*RAW DATA*.
━━━

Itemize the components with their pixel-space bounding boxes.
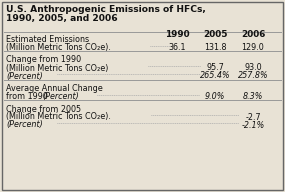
Text: 9.0%: 9.0% bbox=[205, 92, 225, 101]
Text: -2.7: -2.7 bbox=[245, 113, 261, 122]
Text: 1990: 1990 bbox=[165, 30, 189, 39]
Text: 2005: 2005 bbox=[203, 30, 227, 39]
Text: Estimated Emissions: Estimated Emissions bbox=[6, 35, 89, 44]
Text: (Percent): (Percent) bbox=[6, 121, 43, 129]
Text: 2006: 2006 bbox=[241, 30, 265, 39]
Text: Average Annual Change: Average Annual Change bbox=[6, 84, 103, 93]
Text: (Million Metric Tons CO₂e).: (Million Metric Tons CO₂e). bbox=[6, 113, 111, 122]
Text: Change from 2005: Change from 2005 bbox=[6, 104, 81, 113]
Text: -2.1%: -2.1% bbox=[241, 121, 265, 129]
Text: (Percent): (Percent) bbox=[42, 92, 79, 101]
Text: 131.8: 131.8 bbox=[204, 43, 226, 52]
Text: Change from 1990: Change from 1990 bbox=[6, 55, 81, 65]
Text: 265.4%: 265.4% bbox=[200, 71, 230, 80]
Text: 1990, 2005, and 2006: 1990, 2005, and 2006 bbox=[6, 13, 118, 22]
Text: 95.7: 95.7 bbox=[206, 64, 224, 73]
Text: (Million Metric Tons CO₂e).: (Million Metric Tons CO₂e). bbox=[6, 43, 111, 52]
Text: from 1990: from 1990 bbox=[6, 92, 50, 101]
Text: (Percent): (Percent) bbox=[6, 71, 43, 80]
Text: 129.0: 129.0 bbox=[242, 43, 264, 52]
Text: (Million Metric Tons CO₂e): (Million Metric Tons CO₂e) bbox=[6, 64, 108, 73]
Text: 93.0: 93.0 bbox=[244, 64, 262, 73]
Text: 8.3%: 8.3% bbox=[243, 92, 263, 101]
Text: 36.1: 36.1 bbox=[168, 43, 186, 52]
Text: 257.8%: 257.8% bbox=[238, 71, 268, 80]
Text: U.S. Anthropogenic Emissions of HFCs,: U.S. Anthropogenic Emissions of HFCs, bbox=[6, 5, 206, 14]
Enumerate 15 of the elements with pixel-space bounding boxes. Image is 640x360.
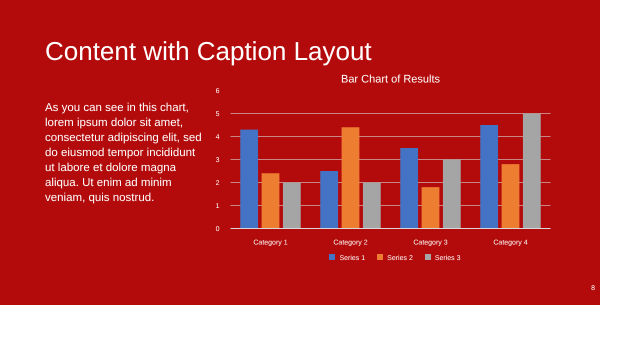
bar: [282, 182, 301, 228]
bar: [400, 148, 418, 228]
bar: [442, 160, 461, 228]
text: Content with Caption Layout: [45, 35, 372, 68]
bar: [320, 171, 338, 228]
bar: [522, 114, 541, 228]
chart-title: Bar Chart of Results: [340, 74, 441, 86]
bar: [422, 187, 440, 228]
text: As you can see in this chart, lorem ipsum dolor sit amet, consectetur adipiscing elit, sed do eiusmod tempor incididunt ut labore et dolore magna aliqua. Ut enim ad minim veniam, quis nostrud.: [45, 101, 203, 206]
bar: [362, 182, 381, 228]
bar: [502, 164, 520, 228]
bar: [342, 127, 360, 228]
bar: [480, 125, 498, 228]
bar: [262, 173, 280, 228]
bar: [240, 130, 258, 228]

━━━

*STATED PROBLEM*. Copy out the lines from the one containing "Text: 9.0%: 9.0% bbox=[205, 92, 225, 101]" through the one containing "Text: Average Annual", swapping "Estimated" for "Projected" and leaving everything else as it is.

*IN RESPONSE*.
Text: 9.0%: 9.0% bbox=[205, 92, 225, 101]
Text: -2.7: -2.7 bbox=[245, 113, 261, 122]
Text: 1990: 1990 bbox=[165, 30, 189, 39]
Text: 2005: 2005 bbox=[203, 30, 227, 39]
Text: Projected Emissions: Projected Emissions bbox=[6, 35, 89, 44]
Text: (Percent): (Percent) bbox=[6, 121, 43, 129]
Text: 2006: 2006 bbox=[241, 30, 265, 39]
Text: Average Annual Change: Average Annual Change bbox=[6, 84, 103, 93]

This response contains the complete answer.